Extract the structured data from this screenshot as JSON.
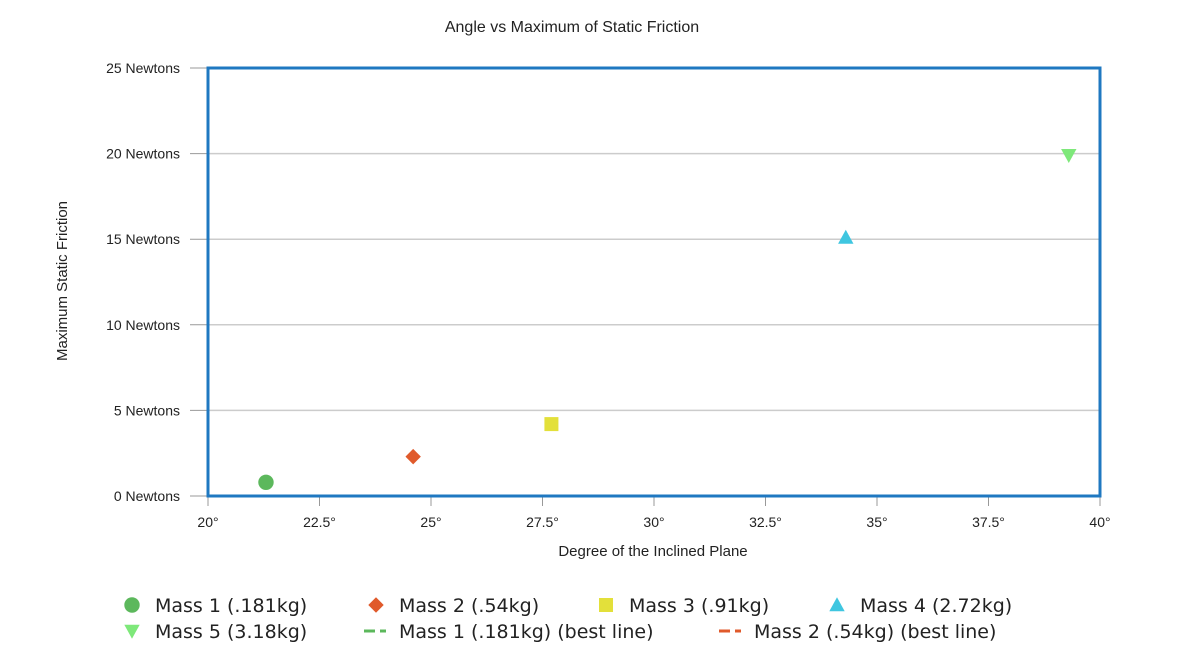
{
  "chart_data": {
    "type": "scatter",
    "title": "Angle vs Maximum of Static Friction",
    "xlabel": "Degree of the Inclined Plane",
    "ylabel": "Maximum Static Friction",
    "xlim": [
      20,
      40
    ],
    "ylim": [
      0,
      25
    ],
    "x_ticks": [
      {
        "value": 20,
        "label": "20°"
      },
      {
        "value": 22.5,
        "label": "22.5°"
      },
      {
        "value": 25,
        "label": "25°"
      },
      {
        "value": 27.5,
        "label": "27.5°"
      },
      {
        "value": 30,
        "label": "30°"
      },
      {
        "value": 32.5,
        "label": "32.5°"
      },
      {
        "value": 35,
        "label": "35°"
      },
      {
        "value": 37.5,
        "label": "37.5°"
      },
      {
        "value": 40,
        "label": "40°"
      }
    ],
    "y_ticks": [
      {
        "value": 0,
        "label": "0 Newtons"
      },
      {
        "value": 5,
        "label": "5 Newtons"
      },
      {
        "value": 10,
        "label": "10 Newtons"
      },
      {
        "value": 15,
        "label": "15 Newtons"
      },
      {
        "value": 20,
        "label": "20 Newtons"
      },
      {
        "value": 25,
        "label": "25 Newtons"
      }
    ],
    "grid": true,
    "legend_position": "bottom",
    "series": [
      {
        "name": "Mass 1 (.181kg)",
        "marker": "circle",
        "color": "#5cb85c",
        "points": [
          {
            "x": 21.3,
            "y": 0.8
          }
        ]
      },
      {
        "name": "Mass 2 (.54kg)",
        "marker": "diamond",
        "color": "#e05a2b",
        "points": [
          {
            "x": 24.6,
            "y": 2.3
          }
        ]
      },
      {
        "name": "Mass 3 (.91kg)",
        "marker": "square",
        "color": "#e3e03a",
        "points": [
          {
            "x": 27.7,
            "y": 4.2
          }
        ]
      },
      {
        "name": "Mass 4 (2.72kg)",
        "marker": "triangle-up",
        "color": "#3fc6e0",
        "points": [
          {
            "x": 34.3,
            "y": 15.1
          }
        ]
      },
      {
        "name": "Mass 5 (3.18kg)",
        "marker": "triangle-down",
        "color": "#7ee87a",
        "points": [
          {
            "x": 39.3,
            "y": 19.9
          }
        ]
      },
      {
        "name": "Mass 1 (.181kg) (best line)",
        "marker": "dash",
        "color": "#5cb85c",
        "points": []
      },
      {
        "name": "Mass 2 (.54kg) (best line)",
        "marker": "dash",
        "color": "#e05a2b",
        "points": []
      }
    ],
    "colors": {
      "plot_border": "#1f78c1",
      "grid": "#cccccc",
      "axis": "#999999"
    }
  }
}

....................

WRITTEN EXERCISE:
Gather each line from the listing above that holds "best".

RESULT OF THIS EXERCISE:
        "name": "Mass 1 (.181kg) (best line)",
        "name": "Mass 2 (.54kg) (best line)",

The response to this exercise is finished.